▸ **TEXT EXCERPT**

How it works: Sliding window tracks requests within a rolling time window. Instead of fixed intervals, it maintains a continuous sliding window that moves forward with each request. Old requests outside the window are removed, and new requests are added. This provides a smooth, continuous rate limit without the boundary burst problem of fixed windows.

Characteristics:

More accurate than fixed window - no boundary bursts
Smooth rate limiting that better matches actual request patterns
Slightly more complex implementation (uses Redis sorted sets)
Better user experience - more consistent rate limiting

Use cases:

APIs where smooth rate limiting is important
Preventing boundary burst attacks
When you need more accurate rate limiting than fixed window
User-facing APIs where consistent behavior matters

Example:

from rate_limiter.core.rules import Algorithm, RateLimitRule

RateLimitRule(
    limit=100,
    window=60,
    algorithm=Algorithm.SLIDING_WINDOW
)
# Allows up to 100 requests in any 60-second period

Token Bucket

How it works: Token bucket maintains a bucket of tokens. Tokens are added to the bucket at a constant rate (refill rate). Each request consumes one token. If tokens are available, the request is allowed; otherwise, it's blocked. The bucket has a maximum capacity, allowing bursts up to that capacity while maintaining the average rate over time.

Characteristics:

Allows controlled bursts up to bucket capacity
Maintains average rate over time
Good for handling traffic spikes naturally
Tokens accumulate when traffic is low, allowing bursts when needed

Use cases:

APIs that need to handle traffic spikes gracefully
Services with variable traffic patterns
When you want to allow bursts but control average rate
Background job processing with bursty workloads

Example:

from rate_limiter.core.rules import Algorithm, RateLimitRule

RateLimitRule(
    limit=100,  # Bucket capacity (burst size)
    window=60,   # Refill rate: 100 tokens per 60 seconds
    algorithm=Algorithm.TOKEN_BUCKET
)
# Allows bursts up to 100 requests, then refills at ~1.67 requests/second

Leaky Bucket

How it works: Leaky bucket treats requests as water drops entering a bucket. The bucket has a maximum capacity, and it leaks at a constant rate. If the bucket is full, new requests (drops) overflow and are rejected. The bucket continuously leaks at the configured rate, processing requests smoothly at a constant rate regardless of input pattern.

▸ **DATASET EXCERPT**

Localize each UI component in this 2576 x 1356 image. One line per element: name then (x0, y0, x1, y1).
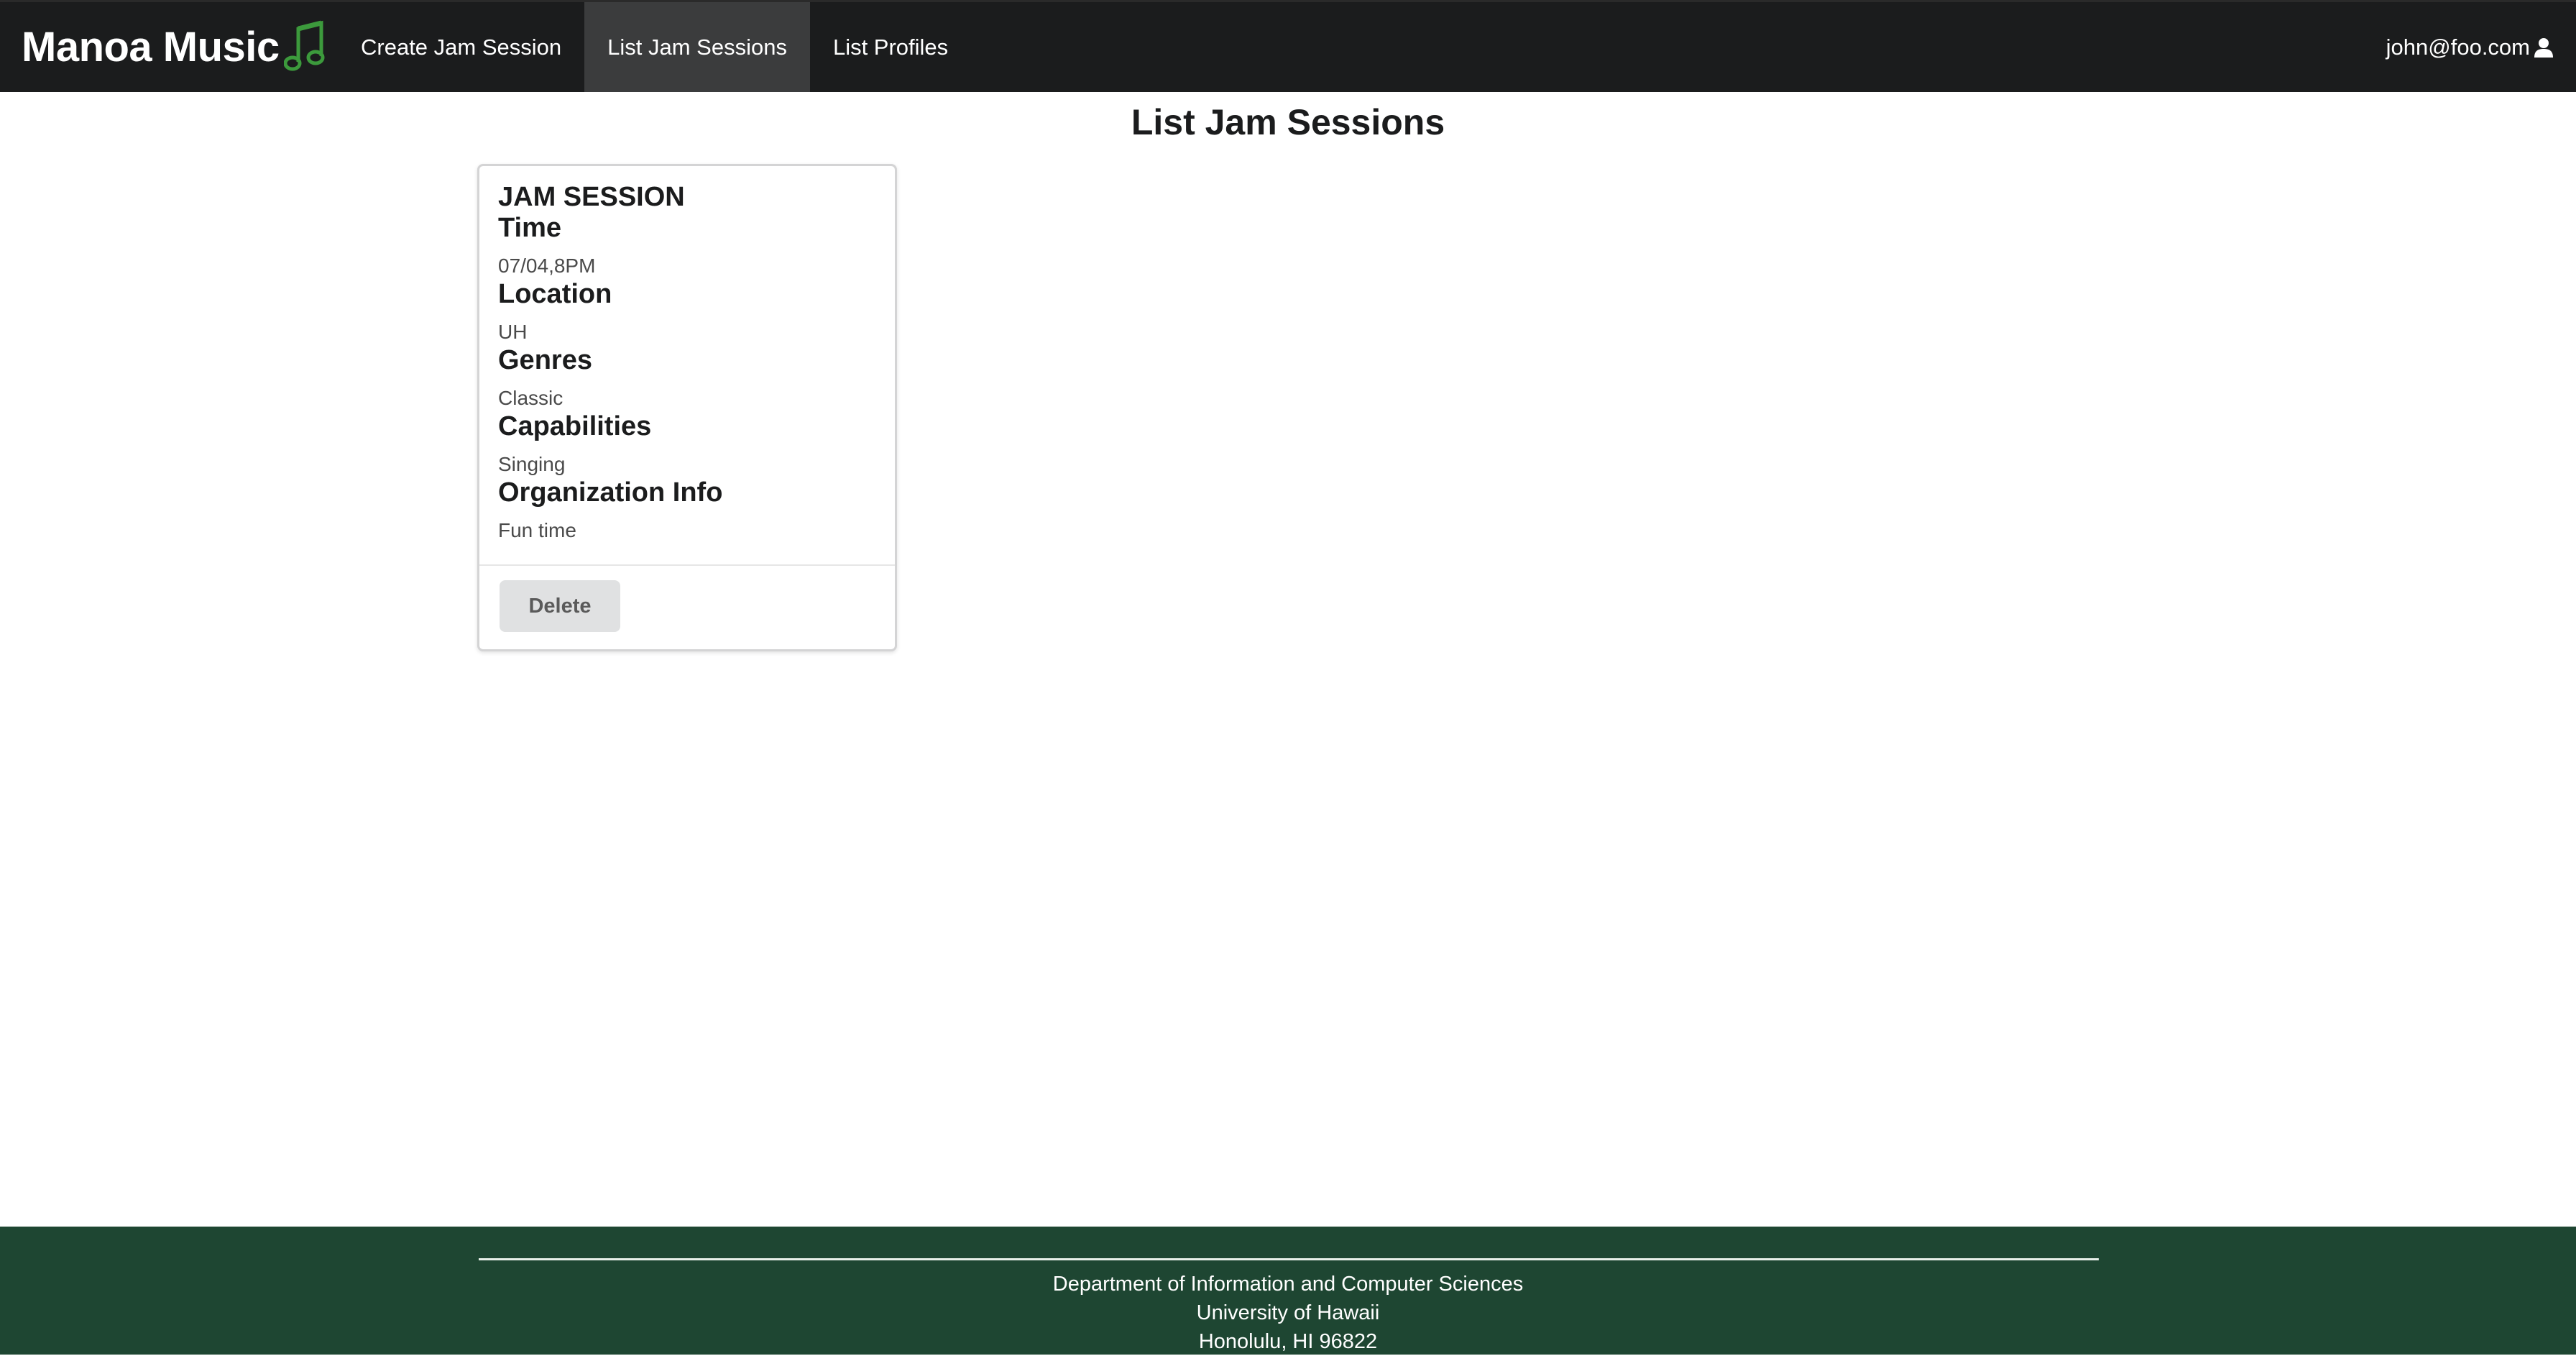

▸ **SET OF TASKS**
• A. Reproduce, word for word, the part of the rate-limiting algorithms text that opens with the words containing "More accurate than" and closes with "Redis sorted sets)".
• B. Write the next part of the rate-limiting algorithms text, picking up right after its final sentence.

▸ **THE REPLIES**
• A.
More accurate than fixed window - no boundary bursts
Smooth rate limiting that better matches actual request patterns
Slightly more complex implementation (uses Redis sorted sets)

• B.
Characteristics:

Smooth, constant-rate output
Prevents bursts entirely - enforces strict rate
Requests are processed at a steady pace
More restrictive than token bucket - no burst allowance

Use cases:

APIs that require strict, constant-rate limiting
Downstream services that can't handle bursts
When you need to smooth out traffic patterns
Rate limiting for external API calls

Example:

from rate_limiter.core.rules import Algorithm, RateLimitRule

RateLimitRule(
    limit=100,  # Bucket capacity
    window=60,   # Leak rate: 100 requests per 60 seconds
    algorithm=Algorithm.LEAKY_BUCKET
)
# Processes requests at constant rate of ~1.67 requests/second
# Rejects requests if bucket is full

Algorithm Comparison

Algorithm	Burst Handling	Accuracy	Complexity	Best For
Fixed Window	Allows boundary bursts	Low	Low	Simple use cases
Sliding Window	No bursts	High	Medium	Accurate rate limiting
Token Bucket	Controlled bursts	Medium	Medium	Variable traffic
Leaky Bucket	No bursts	High	Medium	Constant-rate output

Choosing the right algorithm:

Fixed Window: When simplicity and performance are priorities, and occasional bursts are acceptable
Sliding Window: When you need accurate, smooth rate limiting without boundary issues
Token Bucket: When you want to allow bursts but maintain average rate over time
Leaky Bucket: When you need strict, constant-rate limiting with no burst allowance

Rate Limit Rules

from rate_limiter.core.rules import Algorithm, RateLimitRule, Scope

rule = RateLimitRule(
    key="ip",                      # Identity key: "ip", "user_id", or custom
    limit=100,                     # Maximum requests
    window=60,                     # Time window in seconds
    algorithm=Algorithm.SLIDING_WINDOW,  # Algorithm to use
    scope=Scope.ENDPOINT           # Scope: ENDPOINT, ROUTER, or GLOBAL
)

Available Algorithms

Algorithm.FIXED_WINDOW - Fixed window algorithm
Algorithm.SLIDING_WINDOW - Sliding window algorithm
Algorithm.TOKEN_BUCKET - Token bucket algorithm
Algorithm.LEAKY_BUCKET - Leaky bucket algorithm

Available Scopes

Scope.ENDPOINT - Apply to individual endpoints
Scope.ROUTER - Apply to all endpoints in a router
Scope.GLOBAL - Apply globally to all endpoints

Identity Resolution

Rate limiting can be based on:

IP Address - key="ip"
User ID - key="user_id" (requires identity resolver)
API Key - key="api_key" (requires identity resolver)
Custom - Provide your own resolver function

Using Built-in Identity Resolvers

The library provides built-in identity resolvers that you can use directly:

IP Address Resolver (default):

from rate_limiter.core.identity import IPIdentityResolver
from rate_limiter.integrations.fastapi import RateLimiterMiddleware

# Default IP resolver
ip_resolver = IPIdentityResolver(trust_proxy=False)

# With proxy support (for behind load balancers)
ip_resolver = IPIdentityResolver(trust_proxy=True)

app.add_middleware(
    RateLimiterMiddleware,
    rules=[...],
    identity_resolver=ip_resolver
)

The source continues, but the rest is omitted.